- _STATED GOAL 1_
Present the stretch of the records from their start through the line containing "stain <box>408 165 418 175</box>" as a numbered list, omitting blank lines.
--- Start TEXT SHOWN ---
Punctuation Marks

Punctuation marks are integral part of sentences. When we talk, we use both short and long pauses to make our meaning clear. Similarly, while writing English language we use different kinds of punctuation marks as pauses to convey the intended meaning to the reader. Use of correct punctuation mark is very important as their inappropriate use can totally change the meaning.

For Example:

  1. Sera said I can play piano. (Incorrect)  
    Sera said, “I can play piano.”  (Correct) 
     
  2. Hello can you keep quiet I am working (Incorrect)
    Hello! Can you keep quiet? I am working.  (Correct)

Some of the important punctuation marks are explained below with examples.

Full stop (.)

Full stop is a small dot which denotes the longest pause. It is put at the end of a sentence to close a statement. If an interrogative sentence expresses a polite request then instead of Question mark, full stop can be used. It is also used after abbreviated forms of names, degrees, weights, and measures.

Examples:

  • I am studying an M.B.A.
  • Give me some sugar.
  • The meat weighs 5kg.

Question mark/ Mark of Interrogation (?)

Mark of interrogation is used to at the end of questions.

Examples:

  • Do you have a car?
  • What is she doing?

The Apostrophe(‘)
--- End TEXT SHOWN ---
--- Start DATA IN THIS EXERCISE ---
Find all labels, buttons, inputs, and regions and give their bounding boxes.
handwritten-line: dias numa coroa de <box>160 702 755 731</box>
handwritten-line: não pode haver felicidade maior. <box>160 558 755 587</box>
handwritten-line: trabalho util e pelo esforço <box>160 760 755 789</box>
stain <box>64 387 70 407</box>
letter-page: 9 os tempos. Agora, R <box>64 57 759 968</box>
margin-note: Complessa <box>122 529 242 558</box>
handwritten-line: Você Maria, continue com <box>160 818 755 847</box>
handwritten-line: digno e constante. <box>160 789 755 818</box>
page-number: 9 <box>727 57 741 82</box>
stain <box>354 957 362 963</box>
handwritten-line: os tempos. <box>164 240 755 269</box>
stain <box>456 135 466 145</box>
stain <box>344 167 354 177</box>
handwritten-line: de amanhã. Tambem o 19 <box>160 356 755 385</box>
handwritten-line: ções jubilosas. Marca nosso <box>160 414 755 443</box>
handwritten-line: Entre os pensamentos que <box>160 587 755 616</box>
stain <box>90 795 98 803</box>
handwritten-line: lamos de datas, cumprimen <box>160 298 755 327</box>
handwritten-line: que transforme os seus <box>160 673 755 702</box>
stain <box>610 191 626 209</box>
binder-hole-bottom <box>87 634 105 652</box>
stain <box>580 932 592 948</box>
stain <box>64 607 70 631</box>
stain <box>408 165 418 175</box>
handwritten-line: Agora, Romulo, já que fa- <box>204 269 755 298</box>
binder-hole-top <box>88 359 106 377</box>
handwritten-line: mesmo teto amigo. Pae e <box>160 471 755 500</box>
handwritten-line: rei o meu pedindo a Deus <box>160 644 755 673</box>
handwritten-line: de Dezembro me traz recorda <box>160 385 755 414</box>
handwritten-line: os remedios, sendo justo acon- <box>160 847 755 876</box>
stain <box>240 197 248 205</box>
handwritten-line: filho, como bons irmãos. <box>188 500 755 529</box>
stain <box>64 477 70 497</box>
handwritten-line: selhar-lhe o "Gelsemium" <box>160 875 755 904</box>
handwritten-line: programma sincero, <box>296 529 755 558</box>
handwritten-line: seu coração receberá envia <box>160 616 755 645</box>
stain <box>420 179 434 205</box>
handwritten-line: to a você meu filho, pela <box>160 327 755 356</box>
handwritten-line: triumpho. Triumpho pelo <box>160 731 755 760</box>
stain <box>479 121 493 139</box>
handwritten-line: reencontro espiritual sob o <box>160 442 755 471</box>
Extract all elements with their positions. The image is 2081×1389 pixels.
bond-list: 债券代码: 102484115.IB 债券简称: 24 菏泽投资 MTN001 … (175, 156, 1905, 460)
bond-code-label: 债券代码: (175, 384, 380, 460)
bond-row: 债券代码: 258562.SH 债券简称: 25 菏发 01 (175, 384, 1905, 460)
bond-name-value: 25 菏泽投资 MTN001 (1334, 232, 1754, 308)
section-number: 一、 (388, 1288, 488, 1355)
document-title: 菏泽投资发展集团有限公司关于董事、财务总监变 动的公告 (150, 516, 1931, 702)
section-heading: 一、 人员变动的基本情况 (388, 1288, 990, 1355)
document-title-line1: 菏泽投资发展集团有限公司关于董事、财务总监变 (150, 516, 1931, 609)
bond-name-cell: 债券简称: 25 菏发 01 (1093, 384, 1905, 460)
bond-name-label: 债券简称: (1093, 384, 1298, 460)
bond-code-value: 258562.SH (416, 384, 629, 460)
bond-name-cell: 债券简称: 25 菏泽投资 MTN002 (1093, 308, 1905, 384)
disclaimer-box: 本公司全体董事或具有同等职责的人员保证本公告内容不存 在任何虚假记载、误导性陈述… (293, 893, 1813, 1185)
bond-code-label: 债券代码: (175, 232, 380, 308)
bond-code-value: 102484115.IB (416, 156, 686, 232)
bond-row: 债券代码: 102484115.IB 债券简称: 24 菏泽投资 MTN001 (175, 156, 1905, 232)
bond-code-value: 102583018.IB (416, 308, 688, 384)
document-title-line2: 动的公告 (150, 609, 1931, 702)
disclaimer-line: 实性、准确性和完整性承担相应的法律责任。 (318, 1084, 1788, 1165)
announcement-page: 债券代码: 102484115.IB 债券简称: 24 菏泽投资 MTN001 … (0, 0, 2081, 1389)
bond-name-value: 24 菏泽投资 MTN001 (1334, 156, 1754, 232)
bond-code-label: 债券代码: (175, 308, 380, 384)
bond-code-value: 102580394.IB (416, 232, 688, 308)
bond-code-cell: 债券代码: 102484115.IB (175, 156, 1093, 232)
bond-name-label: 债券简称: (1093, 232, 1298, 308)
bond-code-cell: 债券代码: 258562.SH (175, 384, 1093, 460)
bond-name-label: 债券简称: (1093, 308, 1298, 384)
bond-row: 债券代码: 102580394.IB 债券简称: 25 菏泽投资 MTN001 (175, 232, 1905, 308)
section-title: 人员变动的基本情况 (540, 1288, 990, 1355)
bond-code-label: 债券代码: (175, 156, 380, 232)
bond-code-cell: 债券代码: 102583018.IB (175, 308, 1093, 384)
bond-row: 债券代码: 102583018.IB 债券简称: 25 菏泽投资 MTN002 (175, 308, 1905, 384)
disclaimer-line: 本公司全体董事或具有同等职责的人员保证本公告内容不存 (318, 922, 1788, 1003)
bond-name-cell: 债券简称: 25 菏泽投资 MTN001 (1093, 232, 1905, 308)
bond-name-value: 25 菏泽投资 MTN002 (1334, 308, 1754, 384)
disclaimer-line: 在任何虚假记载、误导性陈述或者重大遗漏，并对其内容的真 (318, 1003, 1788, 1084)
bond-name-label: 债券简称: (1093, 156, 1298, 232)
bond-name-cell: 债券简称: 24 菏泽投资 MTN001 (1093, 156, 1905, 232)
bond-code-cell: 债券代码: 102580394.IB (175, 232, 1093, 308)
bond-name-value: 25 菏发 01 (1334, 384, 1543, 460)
--- End DATA IN THIS EXERCISE ---
- _STATED GOAL 2_
In the text on punctuation marks, which mark denotes the longest pause?

- _FULL SOLUTION 1_
1. Find all labels, buttons, inputs, and regions and give their bounding boxes.
2. handwritten-line: dias numa coroa de <box>160 702 755 731</box>
3. handwritten-line: não pode haver felicidade maior. <box>160 558 755 587</box>
4. handwritten-line: trabalho util e pelo esforço <box>160 760 755 789</box>
5. stain <box>64 387 70 407</box>
6. letter-page: 9 os tempos. Agora, R <box>64 57 759 968</box>
7. margin-note: Complessa <box>122 529 242 558</box>
8. handwritten-line: Você Maria, continue com <box>160 818 755 847</box>
9. handwritten-line: digno e constante. <box>160 789 755 818</box>
10. page-number: 9 <box>727 57 741 82</box>
11. stain <box>354 957 362 963</box>
12. handwritten-line: os tempos. <box>164 240 755 269</box>
13. stain <box>456 135 466 145</box>
14. stain <box>344 167 354 177</box>
15. handwritten-line: de amanhã. Tambem o 19 <box>160 356 755 385</box>
16. handwritten-line: ções jubilosas. Marca nosso <box>160 414 755 443</box>
17. handwritten-line: Entre os pensamentos que <box>160 587 755 616</box>
18. stain <box>90 795 98 803</box>
19. handwritten-line: lamos de datas, cumprimen <box>160 298 755 327</box>
20. handwritten-line: que transforme os seus <box>160 673 755 702</box>
21. stain <box>610 191 626 209</box>
22. binder-hole-bottom <box>87 634 105 652</box>
23. stain <box>580 932 592 948</box>
24. stain <box>64 607 70 631</box>
25. stain <box>408 165 418 175</box>

- _FULL SOLUTION 2_
The full stop.